▶ **Given instruction**:
Identify all lines below that hold "this" and collect them.

▶ **Extracted material**:
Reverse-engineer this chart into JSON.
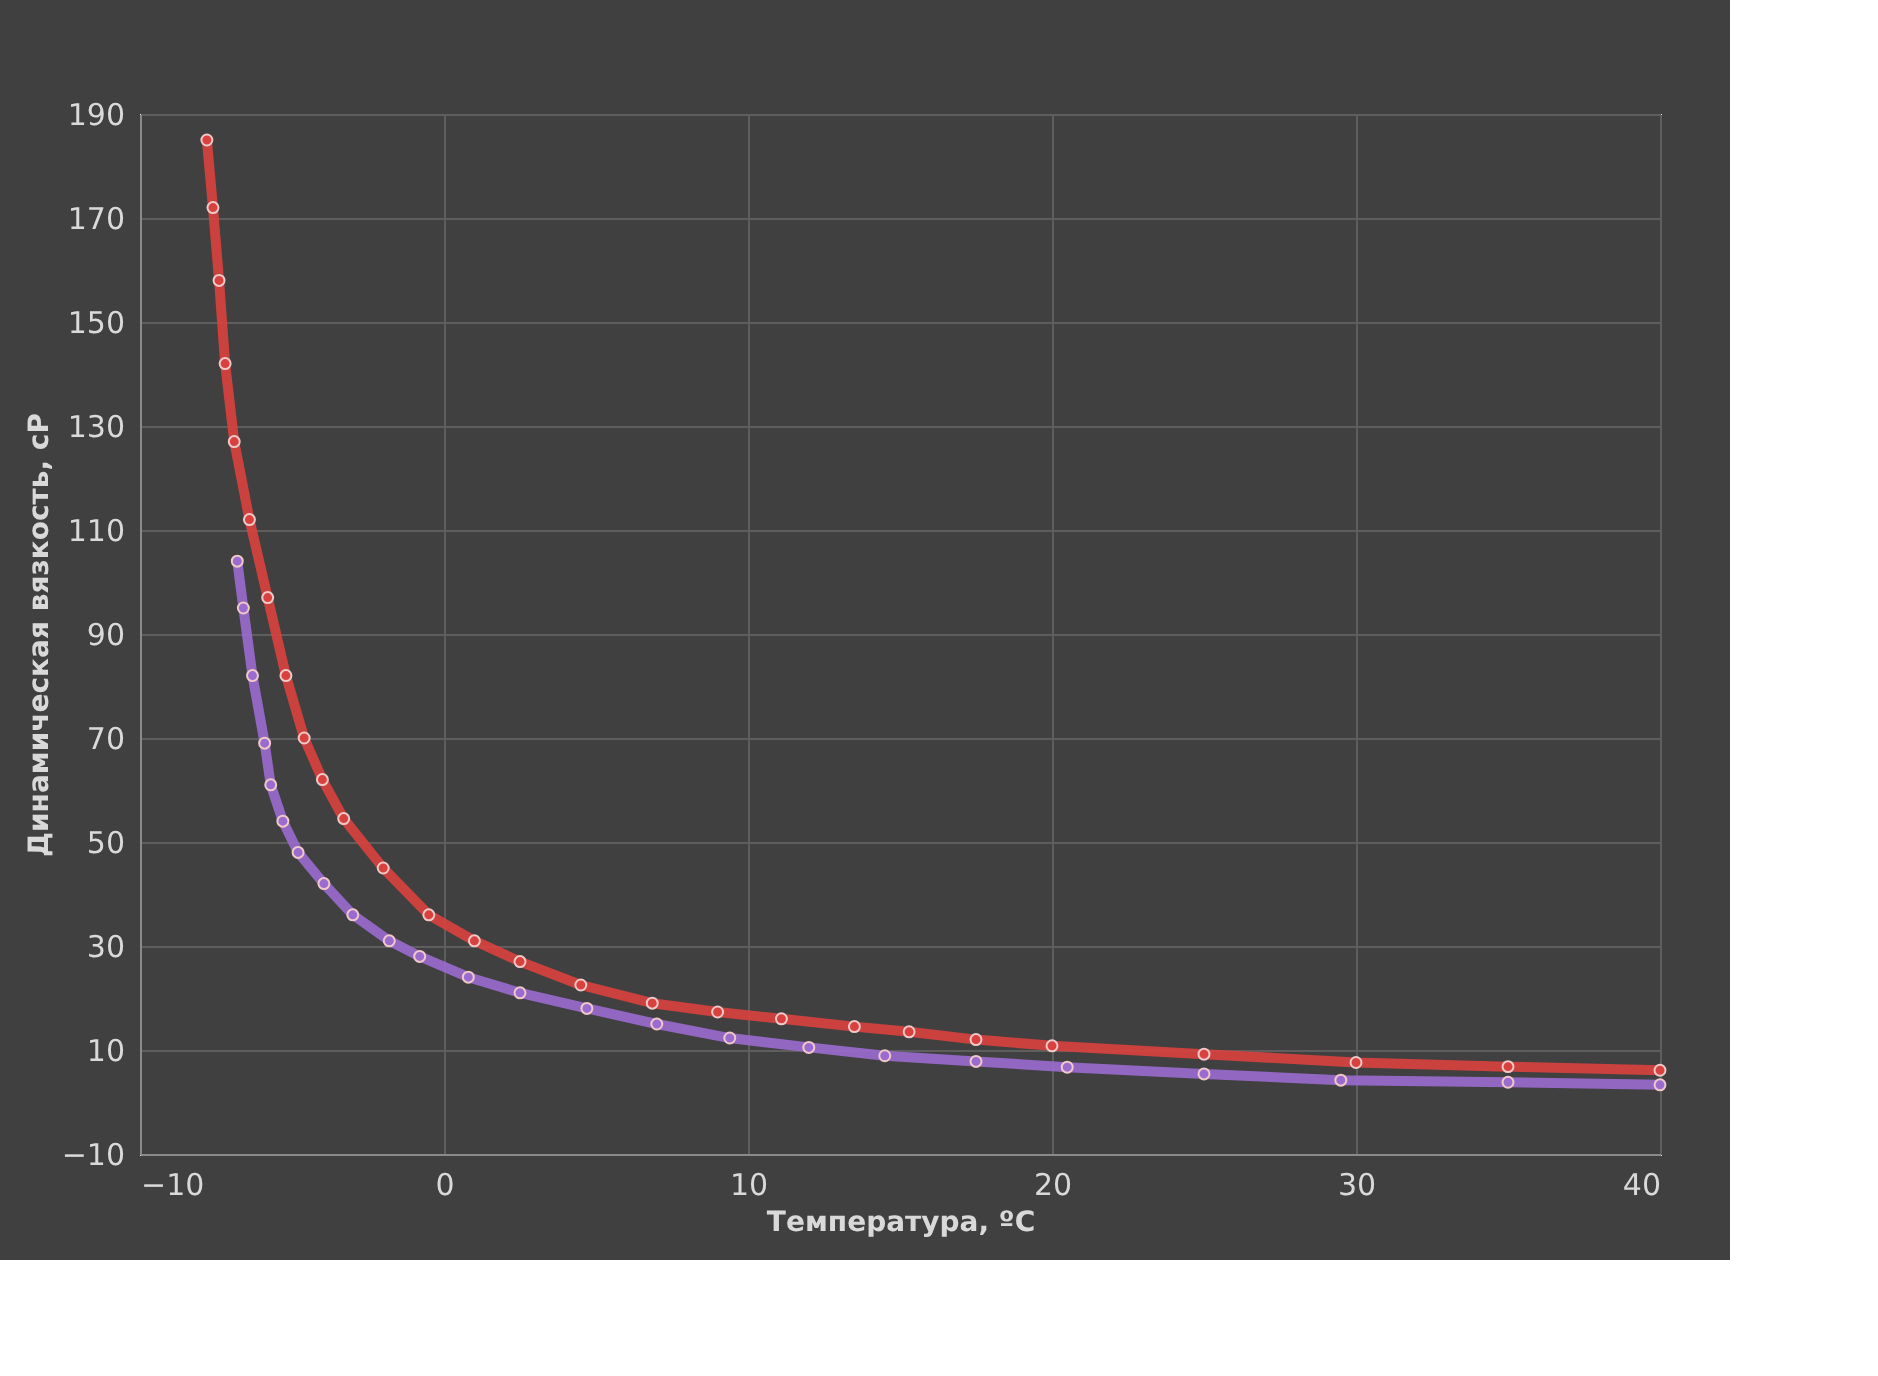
{
  "chart_data": {
    "type": "line",
    "xlabel": "Температура, ºC",
    "ylabel": "Динамическая вязкость, cP",
    "xlim": [
      -10,
      40
    ],
    "xticks": [
      -10,
      0,
      10,
      20,
      30,
      40
    ],
    "ylim": [
      -10,
      190
    ],
    "yticks": [
      -10,
      10,
      30,
      50,
      70,
      90,
      110,
      130,
      150,
      170,
      190
    ],
    "grid": true,
    "marker": "circle",
    "line_style": "solid",
    "series": [
      {
        "color": "#9b6ccf",
        "x": [
          -6.8,
          -6.6,
          -6.3,
          -5.9,
          -5.7,
          -5.3,
          -4.8,
          -3.95,
          -3.0,
          -1.8,
          -0.8,
          0.8,
          2.5,
          4.7,
          7.0,
          9.4,
          12.0,
          14.5,
          17.5,
          20.5,
          25.0,
          29.5,
          35.0,
          40.0
        ],
        "values": [
          104,
          95,
          82,
          69,
          61,
          54,
          48,
          42,
          36,
          31,
          28,
          24,
          21,
          18,
          15,
          12.3,
          10.5,
          8.9,
          7.8,
          6.7,
          5.4,
          4.2,
          3.8,
          3.3
        ]
      },
      {
        "color": "#d9413e",
        "x": [
          -7.8,
          -7.6,
          -7.4,
          -7.2,
          -6.9,
          -6.4,
          -5.8,
          -5.2,
          -4.6,
          -4.0,
          -3.3,
          -2.0,
          -0.5,
          1.0,
          2.5,
          4.5,
          6.85,
          9.0,
          11.1,
          13.5,
          15.3,
          17.5,
          20.0,
          25.0,
          30.0,
          35.0,
          40.0
        ],
        "values": [
          185,
          172,
          158,
          142,
          127,
          112,
          97,
          82,
          70,
          62,
          54.5,
          45,
          36,
          31,
          27,
          22.5,
          19,
          17.3,
          16,
          14.5,
          13.5,
          12,
          10.8,
          9.2,
          7.6,
          6.8,
          6.1
        ]
      }
    ]
  }
}
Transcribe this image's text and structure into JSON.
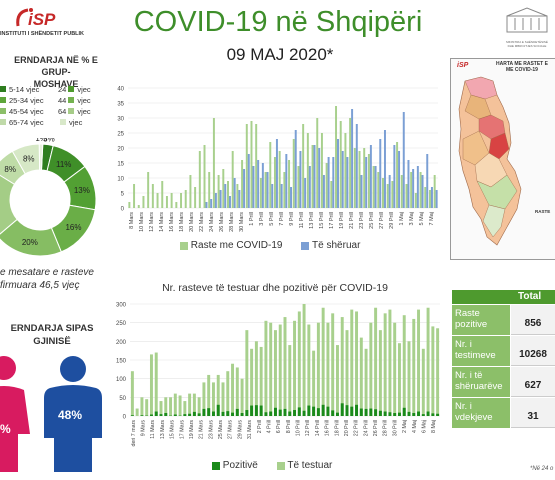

▶ **Right answer**:
Reverse-engineer this chart into JSON.
Transcribe this image's text and structure into JSON.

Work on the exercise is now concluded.